» Problem requirements
Find and copy every line in the records that includes the string "text".

****

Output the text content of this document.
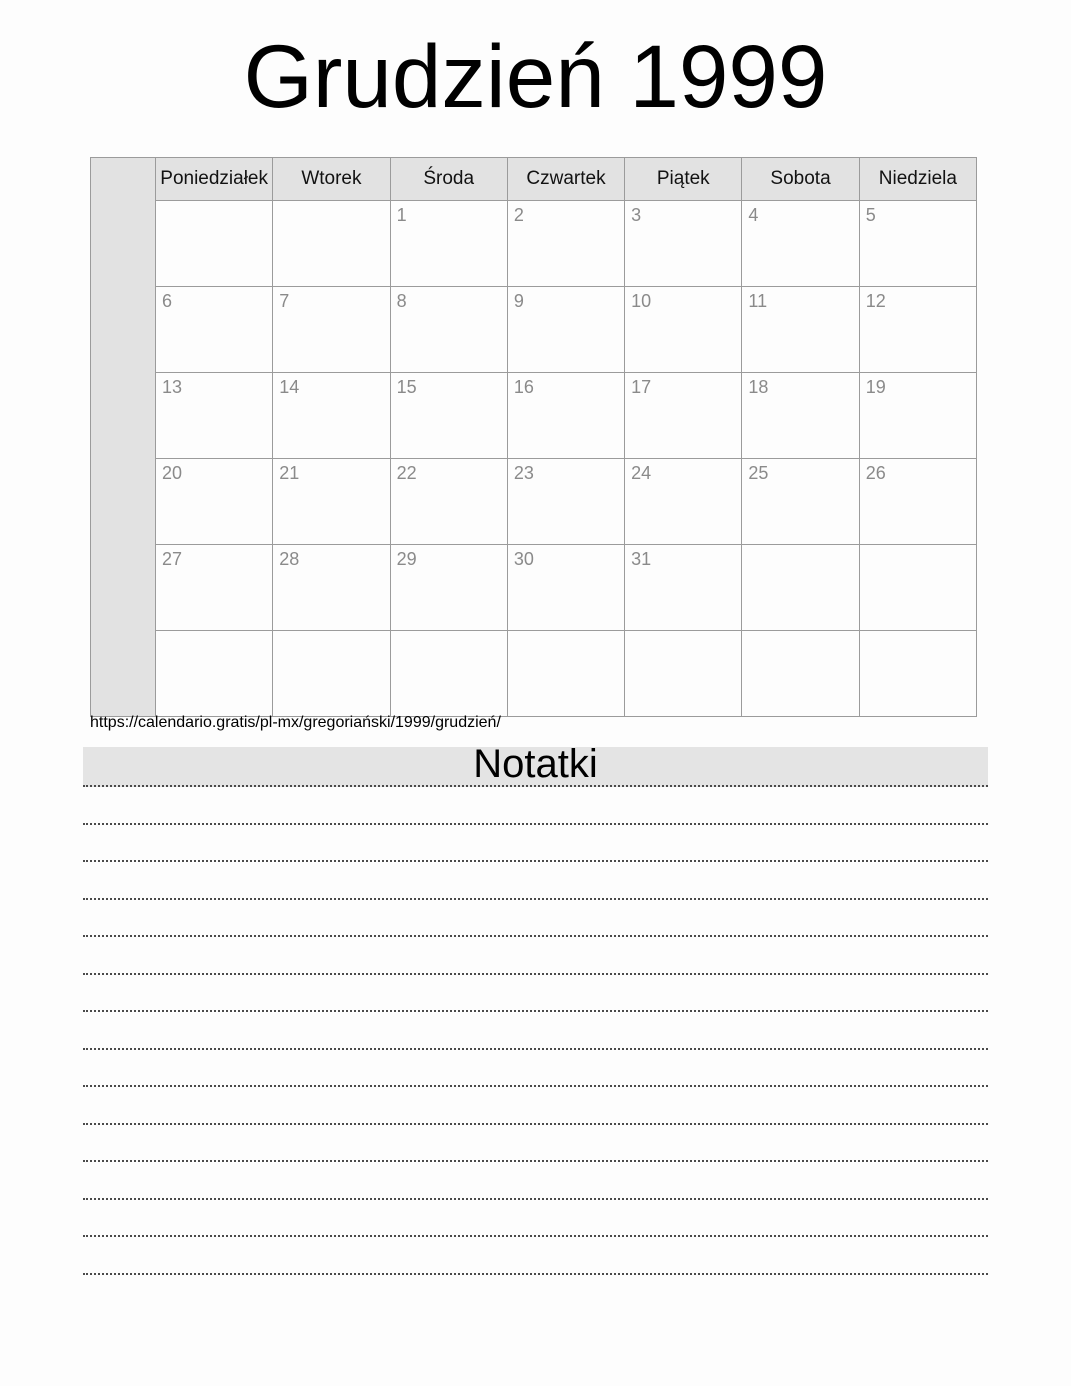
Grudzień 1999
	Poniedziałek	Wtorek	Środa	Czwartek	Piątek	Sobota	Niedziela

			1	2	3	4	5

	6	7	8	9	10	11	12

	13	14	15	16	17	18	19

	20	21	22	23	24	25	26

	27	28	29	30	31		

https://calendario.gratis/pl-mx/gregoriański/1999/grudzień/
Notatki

****

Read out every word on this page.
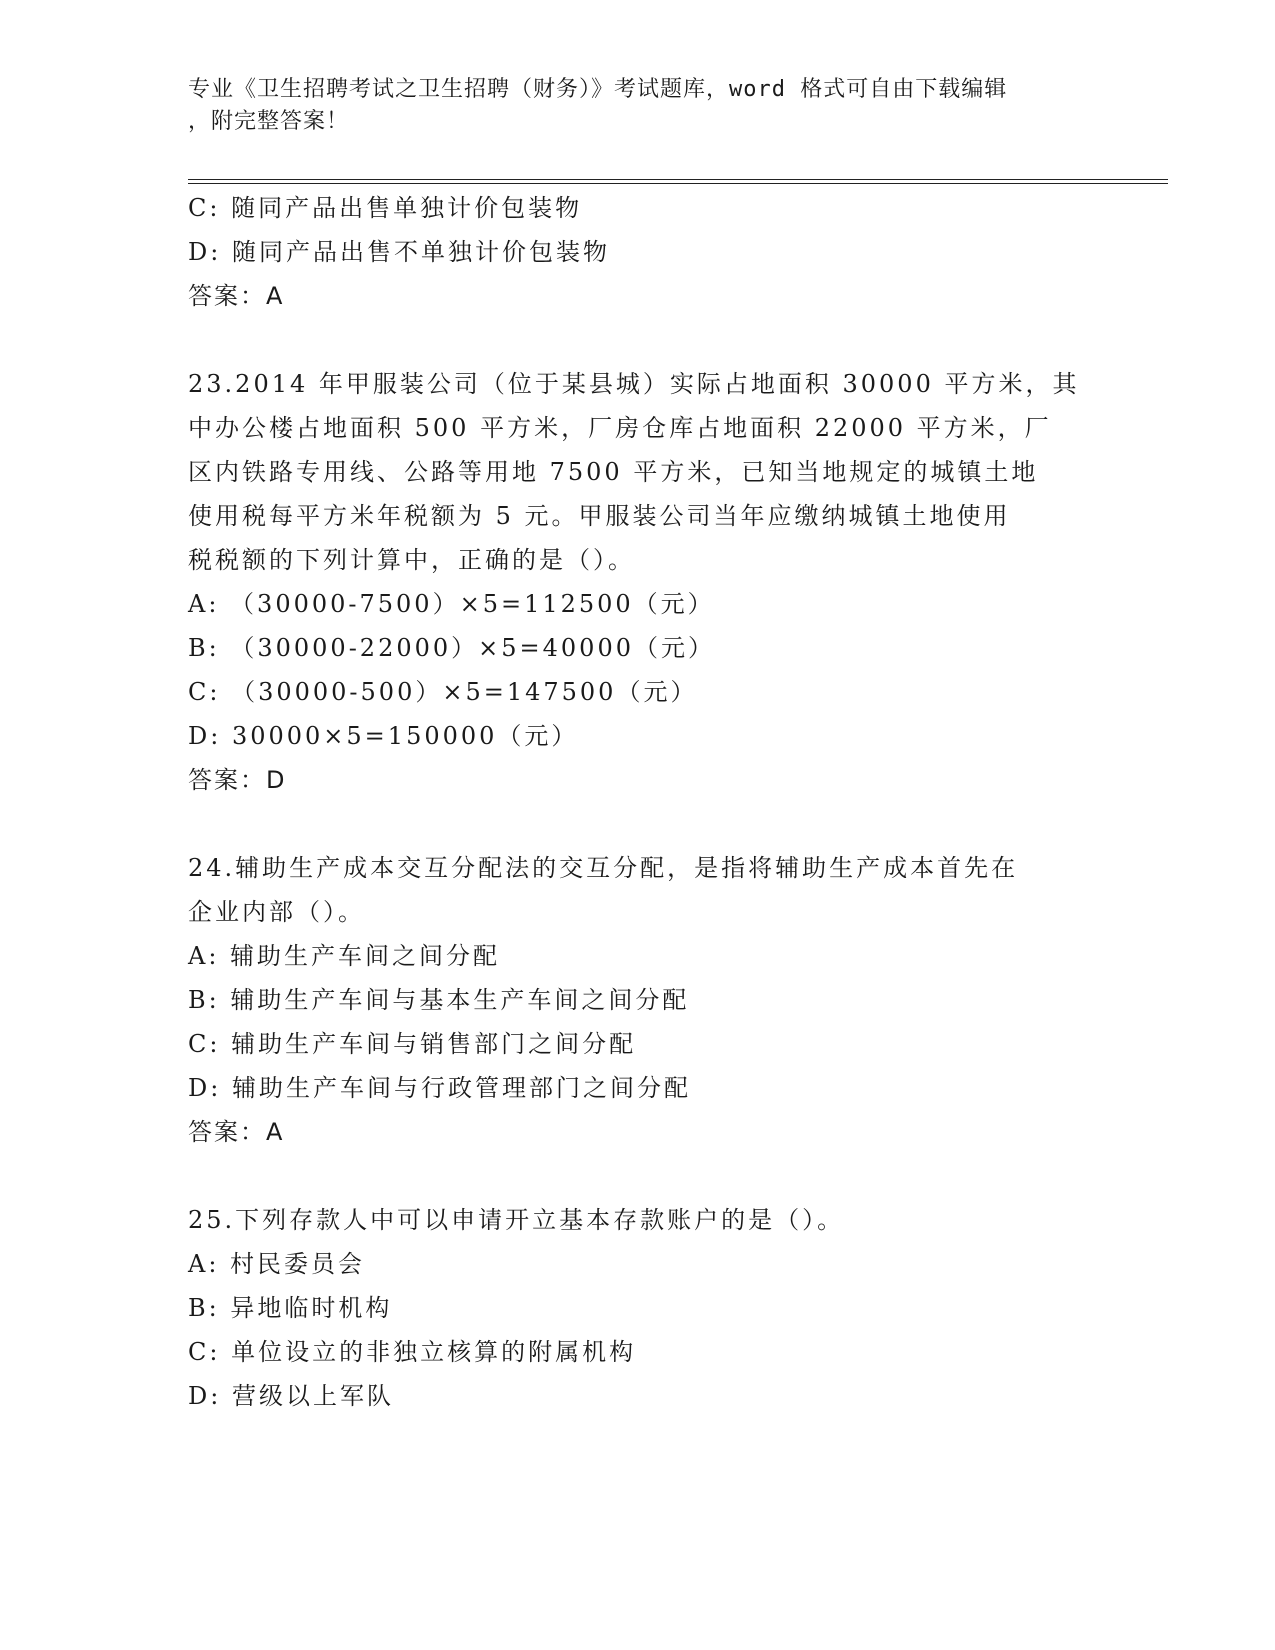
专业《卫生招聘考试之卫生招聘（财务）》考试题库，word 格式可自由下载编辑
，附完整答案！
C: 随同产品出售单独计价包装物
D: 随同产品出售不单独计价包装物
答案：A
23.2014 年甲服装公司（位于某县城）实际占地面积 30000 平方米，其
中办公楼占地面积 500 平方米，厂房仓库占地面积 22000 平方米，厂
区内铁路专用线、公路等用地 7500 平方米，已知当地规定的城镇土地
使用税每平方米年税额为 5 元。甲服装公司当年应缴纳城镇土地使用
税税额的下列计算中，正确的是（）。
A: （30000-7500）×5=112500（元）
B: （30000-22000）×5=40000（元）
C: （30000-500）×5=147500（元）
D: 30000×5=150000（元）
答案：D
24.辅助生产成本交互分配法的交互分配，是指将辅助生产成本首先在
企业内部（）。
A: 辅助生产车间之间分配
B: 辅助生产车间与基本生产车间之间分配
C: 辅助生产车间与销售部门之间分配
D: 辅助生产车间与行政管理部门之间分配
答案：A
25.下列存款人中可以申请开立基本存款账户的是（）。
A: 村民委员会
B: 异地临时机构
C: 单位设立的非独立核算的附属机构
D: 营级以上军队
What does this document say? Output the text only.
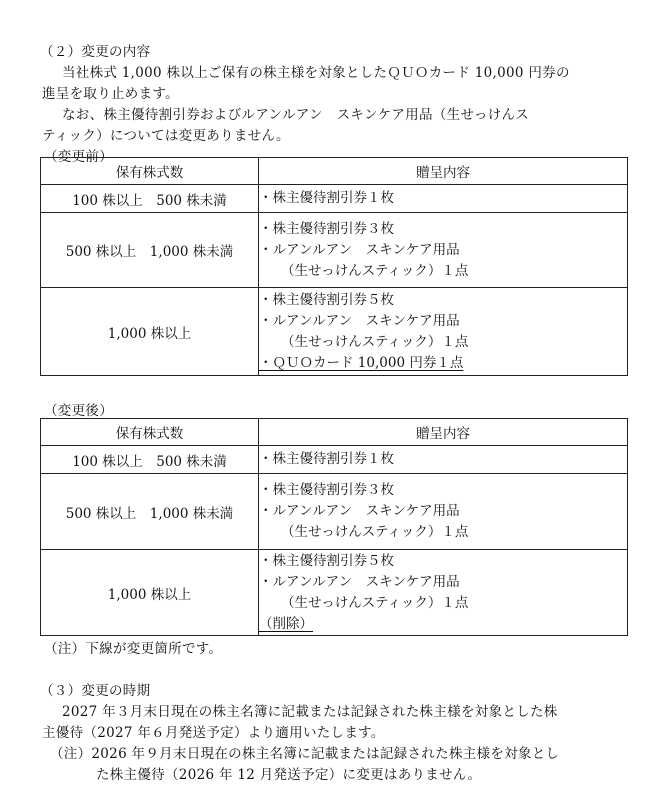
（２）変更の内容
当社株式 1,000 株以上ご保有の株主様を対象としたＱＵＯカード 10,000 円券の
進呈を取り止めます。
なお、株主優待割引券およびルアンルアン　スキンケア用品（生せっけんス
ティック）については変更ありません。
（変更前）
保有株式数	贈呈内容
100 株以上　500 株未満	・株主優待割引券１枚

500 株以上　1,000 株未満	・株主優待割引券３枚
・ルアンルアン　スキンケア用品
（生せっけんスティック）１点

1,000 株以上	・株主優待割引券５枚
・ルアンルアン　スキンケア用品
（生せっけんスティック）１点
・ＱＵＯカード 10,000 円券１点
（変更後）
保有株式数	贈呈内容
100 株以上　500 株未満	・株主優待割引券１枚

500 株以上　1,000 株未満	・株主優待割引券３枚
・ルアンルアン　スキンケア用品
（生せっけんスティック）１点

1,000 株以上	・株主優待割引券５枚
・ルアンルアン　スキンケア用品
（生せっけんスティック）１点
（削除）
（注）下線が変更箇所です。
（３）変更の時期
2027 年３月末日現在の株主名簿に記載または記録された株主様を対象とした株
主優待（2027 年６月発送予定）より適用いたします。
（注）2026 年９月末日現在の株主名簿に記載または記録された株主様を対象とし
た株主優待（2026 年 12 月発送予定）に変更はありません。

****

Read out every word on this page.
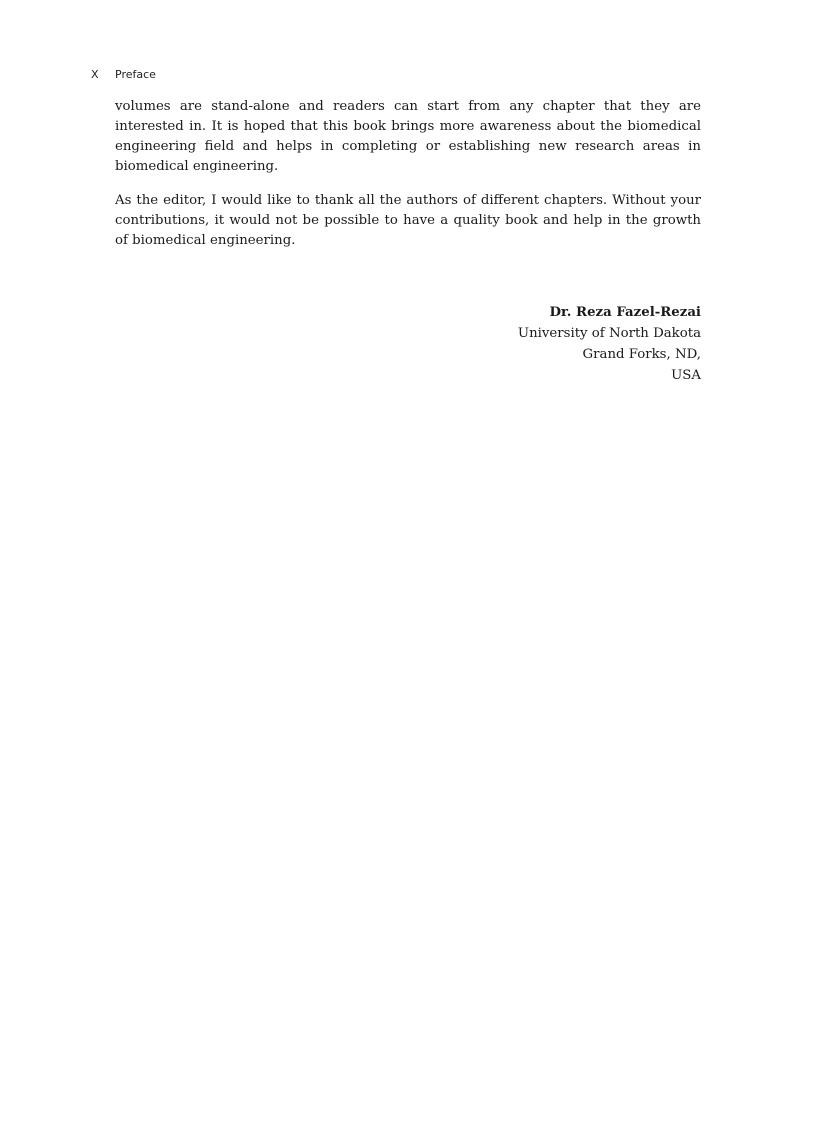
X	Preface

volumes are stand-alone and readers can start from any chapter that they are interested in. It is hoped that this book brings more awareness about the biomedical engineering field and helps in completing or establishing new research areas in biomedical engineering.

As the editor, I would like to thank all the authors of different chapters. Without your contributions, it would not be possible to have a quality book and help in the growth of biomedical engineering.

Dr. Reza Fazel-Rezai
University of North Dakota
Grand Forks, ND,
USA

****

» Answer for this exercise
Output the text content of this document.
What does this document say? Output the text only.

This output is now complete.